**WHAT YOU WILL DO**: Locate every line in the records below that contains the word "ylabel", and copy each one.
* start EXERCISE MATERIALS *
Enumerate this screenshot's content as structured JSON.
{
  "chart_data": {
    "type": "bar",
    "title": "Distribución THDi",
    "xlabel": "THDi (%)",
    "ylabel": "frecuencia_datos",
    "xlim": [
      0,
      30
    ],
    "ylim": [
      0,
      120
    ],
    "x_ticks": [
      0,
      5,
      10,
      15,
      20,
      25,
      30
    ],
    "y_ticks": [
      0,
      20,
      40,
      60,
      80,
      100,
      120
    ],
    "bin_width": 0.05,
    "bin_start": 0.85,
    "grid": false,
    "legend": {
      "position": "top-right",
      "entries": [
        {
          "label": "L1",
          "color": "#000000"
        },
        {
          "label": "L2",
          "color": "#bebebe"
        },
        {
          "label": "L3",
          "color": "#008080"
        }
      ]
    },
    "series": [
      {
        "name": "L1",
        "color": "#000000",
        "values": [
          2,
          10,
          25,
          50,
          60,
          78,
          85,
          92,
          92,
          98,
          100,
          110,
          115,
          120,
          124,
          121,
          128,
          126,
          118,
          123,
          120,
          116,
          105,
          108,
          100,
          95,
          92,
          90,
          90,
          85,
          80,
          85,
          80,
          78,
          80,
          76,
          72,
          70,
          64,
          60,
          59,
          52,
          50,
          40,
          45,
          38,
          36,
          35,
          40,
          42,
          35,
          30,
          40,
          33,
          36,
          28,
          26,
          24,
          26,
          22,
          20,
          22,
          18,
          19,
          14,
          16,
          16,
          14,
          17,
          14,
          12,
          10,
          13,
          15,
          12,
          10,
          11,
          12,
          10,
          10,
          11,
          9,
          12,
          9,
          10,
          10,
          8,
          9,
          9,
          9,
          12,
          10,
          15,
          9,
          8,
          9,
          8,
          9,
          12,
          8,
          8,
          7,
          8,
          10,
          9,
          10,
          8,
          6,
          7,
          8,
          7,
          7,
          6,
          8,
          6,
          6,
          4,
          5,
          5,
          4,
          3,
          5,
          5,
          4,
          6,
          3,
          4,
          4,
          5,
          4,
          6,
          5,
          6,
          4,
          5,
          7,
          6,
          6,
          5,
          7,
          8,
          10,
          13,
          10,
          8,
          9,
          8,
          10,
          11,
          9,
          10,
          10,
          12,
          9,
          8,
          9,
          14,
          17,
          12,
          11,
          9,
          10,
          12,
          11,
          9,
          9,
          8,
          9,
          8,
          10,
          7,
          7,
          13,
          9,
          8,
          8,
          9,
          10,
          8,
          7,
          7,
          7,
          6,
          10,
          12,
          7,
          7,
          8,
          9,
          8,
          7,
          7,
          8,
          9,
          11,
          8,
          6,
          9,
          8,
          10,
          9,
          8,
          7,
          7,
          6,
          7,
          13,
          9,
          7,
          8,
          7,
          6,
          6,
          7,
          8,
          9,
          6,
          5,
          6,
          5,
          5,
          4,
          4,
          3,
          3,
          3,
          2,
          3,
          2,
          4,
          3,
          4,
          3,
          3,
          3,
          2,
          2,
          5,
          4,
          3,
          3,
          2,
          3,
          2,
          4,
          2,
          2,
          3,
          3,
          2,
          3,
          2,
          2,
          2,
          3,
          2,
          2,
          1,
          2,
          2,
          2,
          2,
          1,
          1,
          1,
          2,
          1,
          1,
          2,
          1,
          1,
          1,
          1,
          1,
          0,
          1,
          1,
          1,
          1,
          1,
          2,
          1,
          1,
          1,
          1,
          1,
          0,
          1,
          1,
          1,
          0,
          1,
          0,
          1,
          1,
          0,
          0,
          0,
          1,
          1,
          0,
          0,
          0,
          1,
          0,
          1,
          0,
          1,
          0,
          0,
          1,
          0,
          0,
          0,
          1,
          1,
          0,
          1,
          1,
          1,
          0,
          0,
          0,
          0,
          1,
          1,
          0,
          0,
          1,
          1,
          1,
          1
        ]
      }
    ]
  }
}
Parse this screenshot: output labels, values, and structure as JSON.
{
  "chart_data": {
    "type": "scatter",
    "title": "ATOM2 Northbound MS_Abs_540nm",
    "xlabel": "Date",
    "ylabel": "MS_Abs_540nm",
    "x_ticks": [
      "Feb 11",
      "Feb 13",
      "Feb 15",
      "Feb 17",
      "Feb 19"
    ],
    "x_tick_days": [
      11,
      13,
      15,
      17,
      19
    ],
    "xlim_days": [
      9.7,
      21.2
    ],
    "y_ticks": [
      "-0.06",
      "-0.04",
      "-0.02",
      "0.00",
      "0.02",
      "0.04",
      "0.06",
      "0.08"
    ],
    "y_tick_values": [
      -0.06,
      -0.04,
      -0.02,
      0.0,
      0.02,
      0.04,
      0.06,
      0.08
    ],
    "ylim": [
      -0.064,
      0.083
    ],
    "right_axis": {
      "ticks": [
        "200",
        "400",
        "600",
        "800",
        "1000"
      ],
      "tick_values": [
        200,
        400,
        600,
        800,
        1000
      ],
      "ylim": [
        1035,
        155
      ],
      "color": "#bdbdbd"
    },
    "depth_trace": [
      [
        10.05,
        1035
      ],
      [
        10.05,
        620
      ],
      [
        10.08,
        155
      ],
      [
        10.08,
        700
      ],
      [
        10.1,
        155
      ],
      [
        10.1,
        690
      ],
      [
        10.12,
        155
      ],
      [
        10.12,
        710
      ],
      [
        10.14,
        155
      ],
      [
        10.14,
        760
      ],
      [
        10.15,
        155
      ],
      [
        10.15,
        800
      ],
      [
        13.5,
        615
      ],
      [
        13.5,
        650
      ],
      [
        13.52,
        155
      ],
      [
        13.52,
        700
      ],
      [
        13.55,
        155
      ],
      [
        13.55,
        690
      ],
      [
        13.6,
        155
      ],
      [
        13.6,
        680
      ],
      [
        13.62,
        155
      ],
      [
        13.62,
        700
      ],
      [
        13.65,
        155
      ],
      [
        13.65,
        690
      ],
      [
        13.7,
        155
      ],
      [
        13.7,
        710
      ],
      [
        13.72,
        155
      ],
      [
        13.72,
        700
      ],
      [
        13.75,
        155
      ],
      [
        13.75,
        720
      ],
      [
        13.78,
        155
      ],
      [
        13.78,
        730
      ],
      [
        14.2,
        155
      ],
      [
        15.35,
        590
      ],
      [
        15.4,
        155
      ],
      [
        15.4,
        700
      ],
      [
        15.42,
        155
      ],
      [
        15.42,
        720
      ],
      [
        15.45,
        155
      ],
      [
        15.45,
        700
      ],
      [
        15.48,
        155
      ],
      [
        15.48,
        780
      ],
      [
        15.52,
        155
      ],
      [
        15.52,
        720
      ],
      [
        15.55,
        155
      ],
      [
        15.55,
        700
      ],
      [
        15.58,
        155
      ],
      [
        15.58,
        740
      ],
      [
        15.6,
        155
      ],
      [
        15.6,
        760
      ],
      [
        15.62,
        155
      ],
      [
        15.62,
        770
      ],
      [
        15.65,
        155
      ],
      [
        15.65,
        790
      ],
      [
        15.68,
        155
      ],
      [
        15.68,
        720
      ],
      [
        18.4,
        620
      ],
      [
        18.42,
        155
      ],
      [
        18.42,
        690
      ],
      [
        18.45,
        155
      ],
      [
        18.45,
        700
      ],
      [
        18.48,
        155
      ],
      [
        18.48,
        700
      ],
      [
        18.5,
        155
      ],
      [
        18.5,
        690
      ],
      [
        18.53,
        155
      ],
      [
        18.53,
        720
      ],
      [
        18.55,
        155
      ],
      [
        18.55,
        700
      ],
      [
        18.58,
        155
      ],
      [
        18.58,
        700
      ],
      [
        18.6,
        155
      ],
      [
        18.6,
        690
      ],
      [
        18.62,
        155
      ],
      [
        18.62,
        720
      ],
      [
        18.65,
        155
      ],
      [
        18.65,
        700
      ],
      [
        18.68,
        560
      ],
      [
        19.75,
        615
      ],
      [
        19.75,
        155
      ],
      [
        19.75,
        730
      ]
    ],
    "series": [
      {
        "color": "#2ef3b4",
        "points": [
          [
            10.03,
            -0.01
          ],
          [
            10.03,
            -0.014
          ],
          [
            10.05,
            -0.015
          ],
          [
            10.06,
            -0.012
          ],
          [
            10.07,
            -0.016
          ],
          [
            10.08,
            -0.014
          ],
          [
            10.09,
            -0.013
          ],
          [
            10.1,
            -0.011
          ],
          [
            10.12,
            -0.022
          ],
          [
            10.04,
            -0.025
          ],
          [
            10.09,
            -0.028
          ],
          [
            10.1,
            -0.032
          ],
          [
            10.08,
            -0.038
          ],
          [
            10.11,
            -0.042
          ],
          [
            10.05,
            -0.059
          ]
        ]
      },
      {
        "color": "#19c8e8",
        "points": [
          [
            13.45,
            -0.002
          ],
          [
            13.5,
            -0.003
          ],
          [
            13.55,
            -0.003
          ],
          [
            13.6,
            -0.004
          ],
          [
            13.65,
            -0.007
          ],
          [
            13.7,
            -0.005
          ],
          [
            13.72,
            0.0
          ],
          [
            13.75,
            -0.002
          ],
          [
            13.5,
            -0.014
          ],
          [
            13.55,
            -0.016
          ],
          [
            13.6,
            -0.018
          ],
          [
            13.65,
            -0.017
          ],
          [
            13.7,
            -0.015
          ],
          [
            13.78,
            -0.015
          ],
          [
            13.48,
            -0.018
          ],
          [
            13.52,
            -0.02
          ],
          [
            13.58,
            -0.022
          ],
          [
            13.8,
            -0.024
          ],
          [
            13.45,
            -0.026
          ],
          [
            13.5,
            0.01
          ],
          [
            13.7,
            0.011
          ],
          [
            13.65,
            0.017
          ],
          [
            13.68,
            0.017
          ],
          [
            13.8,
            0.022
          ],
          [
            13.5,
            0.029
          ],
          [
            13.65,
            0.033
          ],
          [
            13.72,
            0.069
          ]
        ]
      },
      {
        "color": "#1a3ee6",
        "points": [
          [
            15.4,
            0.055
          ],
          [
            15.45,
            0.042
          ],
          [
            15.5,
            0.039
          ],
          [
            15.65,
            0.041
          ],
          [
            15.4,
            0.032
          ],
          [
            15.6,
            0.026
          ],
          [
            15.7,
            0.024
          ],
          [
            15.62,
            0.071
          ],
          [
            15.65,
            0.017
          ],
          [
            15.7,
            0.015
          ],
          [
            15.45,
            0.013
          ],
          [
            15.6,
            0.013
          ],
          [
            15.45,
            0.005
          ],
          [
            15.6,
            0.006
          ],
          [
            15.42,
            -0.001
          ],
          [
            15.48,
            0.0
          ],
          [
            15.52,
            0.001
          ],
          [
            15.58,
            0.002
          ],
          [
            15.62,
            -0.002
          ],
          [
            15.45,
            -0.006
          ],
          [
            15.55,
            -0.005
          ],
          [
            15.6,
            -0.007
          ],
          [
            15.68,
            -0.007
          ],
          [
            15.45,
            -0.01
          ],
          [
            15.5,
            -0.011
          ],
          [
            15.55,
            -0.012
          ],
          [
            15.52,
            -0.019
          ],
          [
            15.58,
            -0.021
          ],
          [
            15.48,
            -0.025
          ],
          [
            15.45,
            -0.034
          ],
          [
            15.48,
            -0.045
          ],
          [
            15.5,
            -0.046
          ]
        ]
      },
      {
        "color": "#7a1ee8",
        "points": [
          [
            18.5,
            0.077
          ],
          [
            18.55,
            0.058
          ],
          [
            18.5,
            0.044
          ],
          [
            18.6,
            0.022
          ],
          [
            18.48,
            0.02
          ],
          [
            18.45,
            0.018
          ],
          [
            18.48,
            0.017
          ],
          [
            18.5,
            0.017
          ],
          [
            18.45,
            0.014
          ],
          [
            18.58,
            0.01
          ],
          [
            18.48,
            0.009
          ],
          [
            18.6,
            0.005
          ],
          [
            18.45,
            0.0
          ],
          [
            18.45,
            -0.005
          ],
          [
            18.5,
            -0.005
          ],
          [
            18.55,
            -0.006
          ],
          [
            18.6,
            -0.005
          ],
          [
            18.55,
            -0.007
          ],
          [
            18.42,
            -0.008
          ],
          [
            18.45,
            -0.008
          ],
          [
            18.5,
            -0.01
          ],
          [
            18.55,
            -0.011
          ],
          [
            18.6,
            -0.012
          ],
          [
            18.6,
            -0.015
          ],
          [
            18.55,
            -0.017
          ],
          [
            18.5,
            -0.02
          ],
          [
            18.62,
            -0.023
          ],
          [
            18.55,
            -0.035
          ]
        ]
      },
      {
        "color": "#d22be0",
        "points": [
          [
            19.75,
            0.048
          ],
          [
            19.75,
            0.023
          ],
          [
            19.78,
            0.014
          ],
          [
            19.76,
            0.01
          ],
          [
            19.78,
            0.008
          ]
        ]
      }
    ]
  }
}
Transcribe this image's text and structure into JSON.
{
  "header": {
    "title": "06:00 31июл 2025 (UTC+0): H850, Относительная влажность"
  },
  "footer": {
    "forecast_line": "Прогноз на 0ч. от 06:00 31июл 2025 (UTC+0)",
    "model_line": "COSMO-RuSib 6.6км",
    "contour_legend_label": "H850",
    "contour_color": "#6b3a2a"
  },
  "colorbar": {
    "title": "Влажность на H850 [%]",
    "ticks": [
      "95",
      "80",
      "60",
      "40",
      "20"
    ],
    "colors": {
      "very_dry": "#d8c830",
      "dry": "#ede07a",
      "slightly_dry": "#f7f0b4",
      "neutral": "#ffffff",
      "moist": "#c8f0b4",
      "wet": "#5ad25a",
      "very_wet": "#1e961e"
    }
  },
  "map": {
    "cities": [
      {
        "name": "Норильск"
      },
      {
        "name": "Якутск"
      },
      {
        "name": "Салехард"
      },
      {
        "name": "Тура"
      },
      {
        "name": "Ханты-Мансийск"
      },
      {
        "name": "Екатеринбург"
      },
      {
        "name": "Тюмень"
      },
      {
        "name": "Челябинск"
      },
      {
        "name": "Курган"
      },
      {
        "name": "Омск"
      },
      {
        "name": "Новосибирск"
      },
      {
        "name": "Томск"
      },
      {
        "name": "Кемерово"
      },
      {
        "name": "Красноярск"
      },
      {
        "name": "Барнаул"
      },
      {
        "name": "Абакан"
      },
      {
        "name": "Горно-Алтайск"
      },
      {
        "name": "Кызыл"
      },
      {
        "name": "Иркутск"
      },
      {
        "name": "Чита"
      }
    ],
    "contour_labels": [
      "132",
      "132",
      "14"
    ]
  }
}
* end EXERCISE MATERIALS *
**ANSWER TO THIS PROBLEM**:
    "ylabel": "frecuencia_datos",
    "ylabel": "MS_Abs_540nm",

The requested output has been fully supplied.